▸ TASK REQUIREMENTS: Gather every line of the entries that includes the word "持续发力纵深推进".

┌────────

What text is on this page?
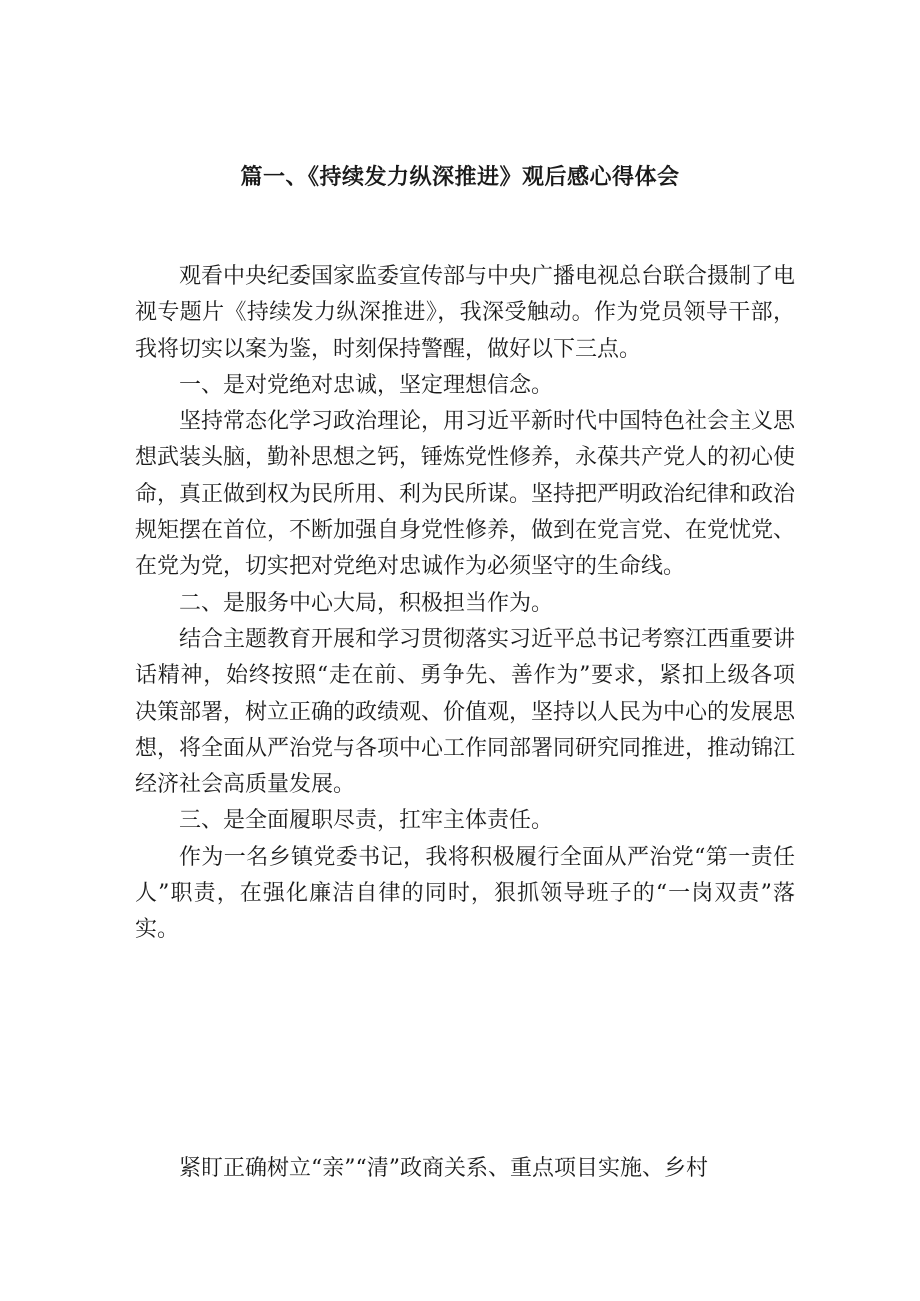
篇一、《持续发力纵深推进》观后感心得体会

观看中央纪委国家监委宣传部与中央广播电视总台联合摄制了电视专题片《持续发力纵深推进》，我深受触动。作为党员领导干部，我将切实以案为鉴，时刻保持警醒，做好以下三点。

一、是对党绝对忠诚，坚定理想信念。

坚持常态化学习政治理论，用习近平新时代中国特色社会主义思想武装头脑，勤补思想之钙，锤炼党性修养，永葆共产党人的初心使命，真正做到权为民所用、利为民所谋。坚持把严明政治纪律和政治规矩摆在首位，不断加强自身党性修养，做到在党言党、在党忧党、在党为党，切实把对党绝对忠诚作为必须坚守的生命线。

二、是服务中心大局，积极担当作为。

结合主题教育开展和学习贯彻落实习近平总书记考察江西重要讲话精神，始终按照“走在前、勇争先、善作为”要求，紧扣上级各项决策部署，树立正确的政绩观、价值观，坚持以人民为中心的发展思想，将全面从严治党与各项中心工作同部署同研究同推进，推动锦江经济社会高质量发展。

三、是全面履职尽责，扛牢主体责任。

作为一名乡镇党委书记，我将积极履行全面从严治党“第一责任人”职责，在强化廉洁自律的同时，狠抓领导班子的“一岗双责”落实。

紧盯正确树立“亲”“清”政商关系、重点项目实施、乡村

└────────

▸ FINISHED EXERCISE:
篇一、《持续发力纵深推进》观后感心得体会
观看中央纪委国家监委宣传部与中央广播电视总台联合摄制了电视专题片《持续发力纵深推进》，我深受触动。作为党员领导干部，我将切实以案为鉴，时刻保持警醒，做好以下三点。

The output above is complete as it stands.